Dataset listings of figures:
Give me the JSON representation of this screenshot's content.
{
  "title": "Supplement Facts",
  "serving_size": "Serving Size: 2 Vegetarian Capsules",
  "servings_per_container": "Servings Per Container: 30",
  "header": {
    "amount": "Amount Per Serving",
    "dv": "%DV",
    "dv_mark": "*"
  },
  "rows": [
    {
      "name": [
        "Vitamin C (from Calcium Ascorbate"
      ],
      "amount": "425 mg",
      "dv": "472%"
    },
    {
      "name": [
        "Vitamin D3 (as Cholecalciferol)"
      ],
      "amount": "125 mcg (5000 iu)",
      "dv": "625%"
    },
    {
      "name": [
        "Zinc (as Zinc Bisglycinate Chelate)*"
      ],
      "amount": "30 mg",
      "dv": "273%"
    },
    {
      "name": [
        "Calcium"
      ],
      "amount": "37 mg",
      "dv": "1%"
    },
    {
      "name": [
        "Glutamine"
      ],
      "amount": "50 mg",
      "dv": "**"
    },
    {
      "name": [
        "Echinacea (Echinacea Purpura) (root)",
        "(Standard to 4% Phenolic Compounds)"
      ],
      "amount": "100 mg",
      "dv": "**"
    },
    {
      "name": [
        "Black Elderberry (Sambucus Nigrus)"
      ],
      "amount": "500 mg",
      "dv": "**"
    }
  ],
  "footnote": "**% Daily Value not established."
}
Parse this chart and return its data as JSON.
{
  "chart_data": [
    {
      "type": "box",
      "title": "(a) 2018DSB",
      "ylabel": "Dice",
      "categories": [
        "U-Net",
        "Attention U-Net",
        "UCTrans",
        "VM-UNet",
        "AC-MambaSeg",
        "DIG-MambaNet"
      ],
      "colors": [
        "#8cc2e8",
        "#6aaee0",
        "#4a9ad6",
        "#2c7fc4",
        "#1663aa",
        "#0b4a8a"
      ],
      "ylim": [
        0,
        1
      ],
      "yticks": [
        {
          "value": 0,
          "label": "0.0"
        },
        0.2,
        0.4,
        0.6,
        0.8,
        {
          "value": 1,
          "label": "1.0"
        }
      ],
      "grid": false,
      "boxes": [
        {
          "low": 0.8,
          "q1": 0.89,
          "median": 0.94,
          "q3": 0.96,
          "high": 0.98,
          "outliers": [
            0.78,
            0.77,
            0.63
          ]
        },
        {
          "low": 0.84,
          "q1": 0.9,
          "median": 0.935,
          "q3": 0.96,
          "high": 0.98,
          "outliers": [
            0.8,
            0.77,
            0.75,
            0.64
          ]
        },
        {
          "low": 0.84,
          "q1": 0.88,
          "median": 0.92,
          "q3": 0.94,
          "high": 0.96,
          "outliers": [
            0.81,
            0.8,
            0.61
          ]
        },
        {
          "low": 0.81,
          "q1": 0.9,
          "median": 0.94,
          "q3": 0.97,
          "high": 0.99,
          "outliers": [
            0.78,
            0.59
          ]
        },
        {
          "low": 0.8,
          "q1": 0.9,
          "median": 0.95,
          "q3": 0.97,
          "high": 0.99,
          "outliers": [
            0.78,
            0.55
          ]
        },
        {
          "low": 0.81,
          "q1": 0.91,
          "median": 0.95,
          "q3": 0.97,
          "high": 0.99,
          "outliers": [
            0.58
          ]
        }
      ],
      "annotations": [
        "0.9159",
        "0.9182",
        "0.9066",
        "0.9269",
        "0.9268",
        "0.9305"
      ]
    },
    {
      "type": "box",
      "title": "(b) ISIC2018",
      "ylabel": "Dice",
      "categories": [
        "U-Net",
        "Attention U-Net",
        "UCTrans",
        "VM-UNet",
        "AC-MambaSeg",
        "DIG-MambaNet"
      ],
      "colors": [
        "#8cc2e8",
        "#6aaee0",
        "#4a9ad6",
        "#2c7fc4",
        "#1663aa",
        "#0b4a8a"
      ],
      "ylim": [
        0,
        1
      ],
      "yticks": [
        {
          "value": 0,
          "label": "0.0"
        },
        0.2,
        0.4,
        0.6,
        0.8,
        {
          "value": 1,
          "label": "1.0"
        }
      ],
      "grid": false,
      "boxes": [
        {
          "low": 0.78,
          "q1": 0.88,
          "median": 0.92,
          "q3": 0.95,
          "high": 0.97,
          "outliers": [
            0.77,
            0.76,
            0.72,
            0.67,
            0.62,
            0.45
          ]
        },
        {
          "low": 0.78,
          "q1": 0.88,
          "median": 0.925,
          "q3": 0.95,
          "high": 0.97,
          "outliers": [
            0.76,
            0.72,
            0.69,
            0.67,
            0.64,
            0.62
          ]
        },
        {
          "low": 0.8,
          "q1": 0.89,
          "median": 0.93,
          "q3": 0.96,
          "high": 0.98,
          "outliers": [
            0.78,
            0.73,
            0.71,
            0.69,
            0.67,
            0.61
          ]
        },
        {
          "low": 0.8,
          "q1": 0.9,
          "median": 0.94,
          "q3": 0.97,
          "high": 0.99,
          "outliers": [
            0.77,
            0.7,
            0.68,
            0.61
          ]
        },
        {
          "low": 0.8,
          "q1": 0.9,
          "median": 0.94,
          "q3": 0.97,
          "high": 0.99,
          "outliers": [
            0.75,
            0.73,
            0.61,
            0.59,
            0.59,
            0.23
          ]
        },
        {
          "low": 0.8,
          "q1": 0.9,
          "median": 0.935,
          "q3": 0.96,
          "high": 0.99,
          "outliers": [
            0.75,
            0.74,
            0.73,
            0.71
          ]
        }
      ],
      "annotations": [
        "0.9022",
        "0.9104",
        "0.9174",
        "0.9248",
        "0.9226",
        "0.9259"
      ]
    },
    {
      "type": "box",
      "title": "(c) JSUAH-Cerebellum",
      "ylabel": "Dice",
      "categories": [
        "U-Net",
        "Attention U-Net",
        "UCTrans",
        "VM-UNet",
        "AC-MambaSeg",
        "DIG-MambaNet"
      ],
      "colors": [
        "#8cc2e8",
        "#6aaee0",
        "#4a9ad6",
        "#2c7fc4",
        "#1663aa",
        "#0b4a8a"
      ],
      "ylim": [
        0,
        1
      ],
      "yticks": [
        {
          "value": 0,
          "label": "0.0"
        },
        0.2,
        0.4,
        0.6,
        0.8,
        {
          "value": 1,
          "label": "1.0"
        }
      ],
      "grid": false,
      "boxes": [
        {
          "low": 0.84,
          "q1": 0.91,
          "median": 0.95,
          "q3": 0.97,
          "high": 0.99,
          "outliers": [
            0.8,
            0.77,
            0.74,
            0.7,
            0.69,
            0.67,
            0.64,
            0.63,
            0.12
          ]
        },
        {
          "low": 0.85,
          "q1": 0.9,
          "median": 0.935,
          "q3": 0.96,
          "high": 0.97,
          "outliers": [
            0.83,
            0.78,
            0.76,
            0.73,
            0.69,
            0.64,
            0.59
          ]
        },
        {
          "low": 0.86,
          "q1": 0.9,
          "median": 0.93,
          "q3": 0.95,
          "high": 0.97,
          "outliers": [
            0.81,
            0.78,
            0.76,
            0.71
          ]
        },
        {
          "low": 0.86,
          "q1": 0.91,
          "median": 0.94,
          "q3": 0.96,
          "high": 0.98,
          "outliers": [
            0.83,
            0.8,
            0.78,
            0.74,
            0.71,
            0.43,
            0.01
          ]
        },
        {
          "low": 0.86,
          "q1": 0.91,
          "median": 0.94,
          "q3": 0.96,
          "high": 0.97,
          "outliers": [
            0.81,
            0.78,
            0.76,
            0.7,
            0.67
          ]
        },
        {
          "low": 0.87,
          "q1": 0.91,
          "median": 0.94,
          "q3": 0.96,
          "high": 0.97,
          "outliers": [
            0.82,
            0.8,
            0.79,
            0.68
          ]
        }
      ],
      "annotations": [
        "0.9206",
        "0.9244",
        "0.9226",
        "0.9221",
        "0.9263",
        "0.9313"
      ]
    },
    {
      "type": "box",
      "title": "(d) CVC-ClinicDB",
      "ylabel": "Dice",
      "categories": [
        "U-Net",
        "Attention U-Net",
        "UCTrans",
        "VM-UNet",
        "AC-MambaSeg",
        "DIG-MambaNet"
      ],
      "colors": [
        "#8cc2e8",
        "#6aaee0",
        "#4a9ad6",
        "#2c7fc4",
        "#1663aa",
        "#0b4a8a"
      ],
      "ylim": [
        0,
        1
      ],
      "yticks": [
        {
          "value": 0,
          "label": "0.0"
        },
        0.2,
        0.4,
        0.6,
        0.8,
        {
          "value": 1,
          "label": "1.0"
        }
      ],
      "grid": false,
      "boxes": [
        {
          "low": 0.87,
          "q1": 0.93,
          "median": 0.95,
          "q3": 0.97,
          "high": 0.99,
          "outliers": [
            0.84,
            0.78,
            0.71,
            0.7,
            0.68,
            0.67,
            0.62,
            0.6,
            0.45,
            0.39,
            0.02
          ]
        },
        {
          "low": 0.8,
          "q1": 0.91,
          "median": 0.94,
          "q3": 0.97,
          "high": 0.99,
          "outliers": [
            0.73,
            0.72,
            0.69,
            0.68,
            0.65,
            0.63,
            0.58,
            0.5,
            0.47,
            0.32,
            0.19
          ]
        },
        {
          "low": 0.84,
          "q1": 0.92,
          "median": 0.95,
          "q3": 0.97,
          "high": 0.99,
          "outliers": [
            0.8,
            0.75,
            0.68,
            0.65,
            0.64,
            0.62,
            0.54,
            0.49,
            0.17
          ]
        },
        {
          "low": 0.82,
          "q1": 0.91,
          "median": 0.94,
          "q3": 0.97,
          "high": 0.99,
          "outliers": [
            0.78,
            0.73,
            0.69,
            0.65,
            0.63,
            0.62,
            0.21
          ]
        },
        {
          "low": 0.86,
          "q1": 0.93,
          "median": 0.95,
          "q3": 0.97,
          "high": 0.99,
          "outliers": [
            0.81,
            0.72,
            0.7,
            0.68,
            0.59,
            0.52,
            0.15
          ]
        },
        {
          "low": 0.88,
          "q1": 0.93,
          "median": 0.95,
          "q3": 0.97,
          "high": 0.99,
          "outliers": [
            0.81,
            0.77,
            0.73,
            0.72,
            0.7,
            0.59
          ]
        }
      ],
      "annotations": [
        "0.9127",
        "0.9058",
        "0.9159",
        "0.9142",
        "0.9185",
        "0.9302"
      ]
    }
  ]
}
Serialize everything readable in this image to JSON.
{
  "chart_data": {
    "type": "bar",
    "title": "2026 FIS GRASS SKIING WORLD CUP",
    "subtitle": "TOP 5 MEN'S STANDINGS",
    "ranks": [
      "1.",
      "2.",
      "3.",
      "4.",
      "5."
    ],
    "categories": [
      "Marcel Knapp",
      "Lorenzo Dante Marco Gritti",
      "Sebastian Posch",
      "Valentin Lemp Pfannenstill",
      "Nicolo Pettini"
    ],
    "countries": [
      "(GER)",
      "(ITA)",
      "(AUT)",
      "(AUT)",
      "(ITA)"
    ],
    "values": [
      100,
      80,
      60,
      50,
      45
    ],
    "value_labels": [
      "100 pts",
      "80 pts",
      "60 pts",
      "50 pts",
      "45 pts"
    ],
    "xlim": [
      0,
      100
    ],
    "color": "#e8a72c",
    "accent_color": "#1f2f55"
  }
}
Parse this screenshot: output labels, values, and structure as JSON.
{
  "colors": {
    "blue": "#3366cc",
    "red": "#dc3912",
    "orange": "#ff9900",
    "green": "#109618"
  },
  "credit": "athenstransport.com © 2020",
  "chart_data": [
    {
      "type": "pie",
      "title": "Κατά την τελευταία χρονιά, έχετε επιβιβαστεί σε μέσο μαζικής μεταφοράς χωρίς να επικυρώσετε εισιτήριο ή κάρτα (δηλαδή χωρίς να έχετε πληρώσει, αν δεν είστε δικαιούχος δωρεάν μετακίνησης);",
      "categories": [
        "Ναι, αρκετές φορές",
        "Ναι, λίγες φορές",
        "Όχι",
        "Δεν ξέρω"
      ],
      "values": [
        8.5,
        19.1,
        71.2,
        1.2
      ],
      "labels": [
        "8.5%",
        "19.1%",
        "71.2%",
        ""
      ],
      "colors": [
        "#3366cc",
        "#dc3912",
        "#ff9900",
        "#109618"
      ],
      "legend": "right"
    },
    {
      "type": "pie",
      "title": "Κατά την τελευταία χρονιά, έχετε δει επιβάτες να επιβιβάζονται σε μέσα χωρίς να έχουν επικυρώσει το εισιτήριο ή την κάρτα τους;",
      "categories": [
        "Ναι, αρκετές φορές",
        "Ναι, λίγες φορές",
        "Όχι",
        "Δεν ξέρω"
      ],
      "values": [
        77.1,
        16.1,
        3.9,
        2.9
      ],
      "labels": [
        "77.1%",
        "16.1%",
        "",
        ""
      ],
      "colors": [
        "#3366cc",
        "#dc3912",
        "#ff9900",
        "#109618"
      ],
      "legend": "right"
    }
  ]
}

> What you are asked to do
Give the count of lines holding the word "Κατά" and nothing more.

> Answer for the task
2